[Figure collection entries]
'''

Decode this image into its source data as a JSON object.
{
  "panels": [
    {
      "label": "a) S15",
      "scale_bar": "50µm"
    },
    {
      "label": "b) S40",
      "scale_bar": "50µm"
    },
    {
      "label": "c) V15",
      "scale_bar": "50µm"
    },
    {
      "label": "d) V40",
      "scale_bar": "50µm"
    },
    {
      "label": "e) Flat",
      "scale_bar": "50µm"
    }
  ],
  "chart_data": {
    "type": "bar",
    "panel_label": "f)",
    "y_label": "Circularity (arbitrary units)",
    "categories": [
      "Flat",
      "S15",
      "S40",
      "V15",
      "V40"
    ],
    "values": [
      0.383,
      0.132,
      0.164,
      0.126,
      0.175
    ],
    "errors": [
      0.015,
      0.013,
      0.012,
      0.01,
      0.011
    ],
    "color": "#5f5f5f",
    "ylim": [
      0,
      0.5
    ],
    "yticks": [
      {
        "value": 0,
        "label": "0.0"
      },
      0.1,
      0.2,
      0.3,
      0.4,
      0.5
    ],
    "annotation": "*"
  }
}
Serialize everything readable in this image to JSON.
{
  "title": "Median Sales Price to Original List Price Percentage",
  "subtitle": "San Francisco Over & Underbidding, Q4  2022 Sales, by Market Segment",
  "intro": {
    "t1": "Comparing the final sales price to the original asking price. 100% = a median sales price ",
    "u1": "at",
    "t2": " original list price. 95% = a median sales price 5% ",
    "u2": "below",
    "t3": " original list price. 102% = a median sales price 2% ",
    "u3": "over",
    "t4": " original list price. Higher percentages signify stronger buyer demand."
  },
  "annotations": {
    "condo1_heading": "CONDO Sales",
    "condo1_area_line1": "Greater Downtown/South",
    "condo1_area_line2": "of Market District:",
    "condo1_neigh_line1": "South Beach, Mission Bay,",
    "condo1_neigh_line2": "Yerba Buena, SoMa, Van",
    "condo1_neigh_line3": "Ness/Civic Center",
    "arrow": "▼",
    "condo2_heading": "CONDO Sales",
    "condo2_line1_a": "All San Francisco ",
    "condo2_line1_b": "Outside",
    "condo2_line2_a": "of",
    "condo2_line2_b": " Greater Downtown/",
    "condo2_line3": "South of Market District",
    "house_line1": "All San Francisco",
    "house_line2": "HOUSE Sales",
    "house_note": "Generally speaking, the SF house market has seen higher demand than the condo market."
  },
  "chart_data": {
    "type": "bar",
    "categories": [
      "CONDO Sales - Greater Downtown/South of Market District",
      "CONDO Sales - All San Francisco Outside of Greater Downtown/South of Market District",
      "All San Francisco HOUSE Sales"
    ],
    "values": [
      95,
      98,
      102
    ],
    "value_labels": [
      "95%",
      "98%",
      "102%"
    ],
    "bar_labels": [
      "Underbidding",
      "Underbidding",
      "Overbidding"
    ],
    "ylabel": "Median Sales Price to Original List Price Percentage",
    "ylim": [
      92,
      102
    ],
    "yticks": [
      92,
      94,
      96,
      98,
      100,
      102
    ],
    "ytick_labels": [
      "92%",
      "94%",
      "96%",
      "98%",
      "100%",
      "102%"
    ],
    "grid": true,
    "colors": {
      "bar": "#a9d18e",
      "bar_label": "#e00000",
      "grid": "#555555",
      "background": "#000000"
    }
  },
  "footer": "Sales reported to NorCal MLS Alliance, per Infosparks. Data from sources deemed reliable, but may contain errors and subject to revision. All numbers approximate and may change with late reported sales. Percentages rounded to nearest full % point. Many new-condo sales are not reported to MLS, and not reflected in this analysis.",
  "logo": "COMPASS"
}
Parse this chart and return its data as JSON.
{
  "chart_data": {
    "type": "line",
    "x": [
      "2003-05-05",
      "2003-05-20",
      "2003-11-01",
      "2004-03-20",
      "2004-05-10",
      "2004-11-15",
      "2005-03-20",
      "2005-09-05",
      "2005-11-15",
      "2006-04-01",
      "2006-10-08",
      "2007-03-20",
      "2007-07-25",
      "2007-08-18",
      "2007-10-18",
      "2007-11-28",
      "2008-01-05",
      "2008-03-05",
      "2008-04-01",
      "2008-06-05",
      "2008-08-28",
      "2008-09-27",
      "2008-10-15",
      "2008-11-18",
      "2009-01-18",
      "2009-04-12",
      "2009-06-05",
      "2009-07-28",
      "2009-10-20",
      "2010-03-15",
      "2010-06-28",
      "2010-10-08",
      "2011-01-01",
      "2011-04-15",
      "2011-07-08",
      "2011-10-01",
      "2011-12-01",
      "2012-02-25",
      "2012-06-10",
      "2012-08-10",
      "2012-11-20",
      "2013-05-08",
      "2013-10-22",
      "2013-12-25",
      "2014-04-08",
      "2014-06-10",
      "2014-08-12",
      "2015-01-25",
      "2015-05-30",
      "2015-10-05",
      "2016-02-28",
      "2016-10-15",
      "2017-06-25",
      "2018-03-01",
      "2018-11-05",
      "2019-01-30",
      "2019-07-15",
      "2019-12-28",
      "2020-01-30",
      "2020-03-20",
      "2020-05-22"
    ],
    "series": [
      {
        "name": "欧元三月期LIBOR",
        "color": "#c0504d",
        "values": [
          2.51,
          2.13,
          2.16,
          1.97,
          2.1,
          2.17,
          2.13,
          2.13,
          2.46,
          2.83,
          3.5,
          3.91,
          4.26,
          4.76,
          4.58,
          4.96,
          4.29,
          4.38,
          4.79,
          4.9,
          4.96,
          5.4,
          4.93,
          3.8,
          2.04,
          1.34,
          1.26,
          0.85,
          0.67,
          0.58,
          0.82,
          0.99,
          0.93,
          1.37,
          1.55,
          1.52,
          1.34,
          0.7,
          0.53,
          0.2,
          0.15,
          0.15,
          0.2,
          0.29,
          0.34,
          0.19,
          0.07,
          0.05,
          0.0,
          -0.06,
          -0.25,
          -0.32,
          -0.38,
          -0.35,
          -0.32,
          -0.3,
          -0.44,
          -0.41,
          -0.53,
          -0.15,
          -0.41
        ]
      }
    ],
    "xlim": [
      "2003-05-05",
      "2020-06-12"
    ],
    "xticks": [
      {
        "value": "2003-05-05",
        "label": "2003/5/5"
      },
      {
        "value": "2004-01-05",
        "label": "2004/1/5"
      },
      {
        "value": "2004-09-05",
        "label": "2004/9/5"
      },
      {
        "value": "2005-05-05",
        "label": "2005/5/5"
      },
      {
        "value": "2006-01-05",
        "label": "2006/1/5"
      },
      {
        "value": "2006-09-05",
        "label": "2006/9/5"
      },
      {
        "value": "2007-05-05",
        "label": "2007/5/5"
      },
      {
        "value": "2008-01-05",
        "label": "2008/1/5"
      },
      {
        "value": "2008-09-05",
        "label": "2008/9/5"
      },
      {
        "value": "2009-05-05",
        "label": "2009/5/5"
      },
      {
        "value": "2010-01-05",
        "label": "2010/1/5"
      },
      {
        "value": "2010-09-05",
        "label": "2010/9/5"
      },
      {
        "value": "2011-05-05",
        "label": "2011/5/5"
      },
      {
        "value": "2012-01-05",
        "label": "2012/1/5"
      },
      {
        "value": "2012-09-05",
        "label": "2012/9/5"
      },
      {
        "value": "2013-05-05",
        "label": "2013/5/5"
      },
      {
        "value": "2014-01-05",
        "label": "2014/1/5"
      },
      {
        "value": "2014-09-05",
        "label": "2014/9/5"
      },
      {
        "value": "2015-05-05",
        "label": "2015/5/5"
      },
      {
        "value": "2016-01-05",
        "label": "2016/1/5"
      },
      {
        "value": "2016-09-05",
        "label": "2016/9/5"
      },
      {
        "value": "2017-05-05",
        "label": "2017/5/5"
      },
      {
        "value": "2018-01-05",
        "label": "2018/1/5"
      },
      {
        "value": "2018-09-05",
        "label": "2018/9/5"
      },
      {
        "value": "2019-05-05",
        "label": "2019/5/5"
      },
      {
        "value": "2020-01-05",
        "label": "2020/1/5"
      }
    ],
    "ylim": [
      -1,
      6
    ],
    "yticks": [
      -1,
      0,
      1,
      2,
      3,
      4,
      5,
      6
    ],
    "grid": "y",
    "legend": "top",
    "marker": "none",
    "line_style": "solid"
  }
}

'''

__Job__:
Lines containing the word "image" must all be returned from the material above.

__Problem solution__:
Decode this image into its source data as a JSON object.
Serialize everything readable in this image to JSON.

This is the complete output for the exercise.